TASK INSTRUCTIONS. Will you extract the entries word for word? Images should not appear in the copy.

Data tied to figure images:

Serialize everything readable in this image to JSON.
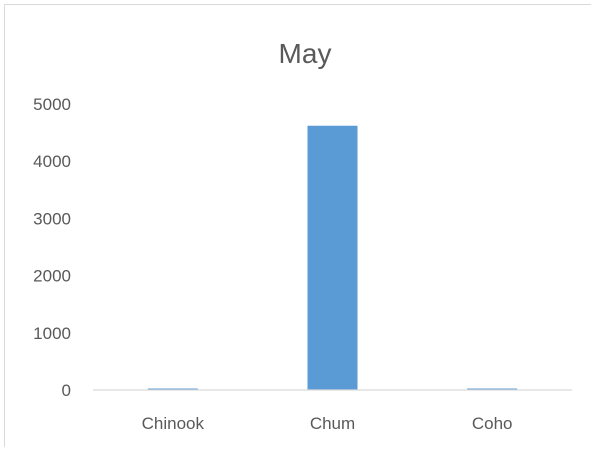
{
  "chart_data": {
    "type": "bar",
    "title": "May",
    "xlabel": "",
    "ylabel": "",
    "categories": [
      "Chinook",
      "Chum",
      "Coho"
    ],
    "series": [
      {
        "values": [
          5,
          4620,
          25
        ]
      }
    ],
    "ylim": [
      0,
      5000
    ],
    "yticks": [
      "0",
      "1000",
      "2000",
      "3000",
      "4000",
      "5000"
    ],
    "grid": false,
    "legend": "none",
    "bar_color": "#5b9bd5",
    "axis_color": "#d9d9d9",
    "text_color": "#595959"
  }
}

WRITTEN SOLUTION.
Serialize everything readable in this image to JSON.
{
  "chart_data": {
    "type": "bar",
    "title": "May",
    "xlabel": "",
    "ylabel": "",
    "categories": [
      "Chinook",
      "Chum",
      "Coho"
    ],
    "series": [
      {
        "values": [
          5,
          4620,
          25
        ]
      }
    ],
    "ylim": [
      0,
      5000
    ],
    "yticks": [
      "0",
      "1000",
      "2000",
      "3000",
      "4000",
      "5000"
    ],
    "grid": false,
    "legend": "none",
    "bar_color": "#5b9bd5",
    "axis_color": "#d9d9d9",
    "text_color": "#595959"
  }
}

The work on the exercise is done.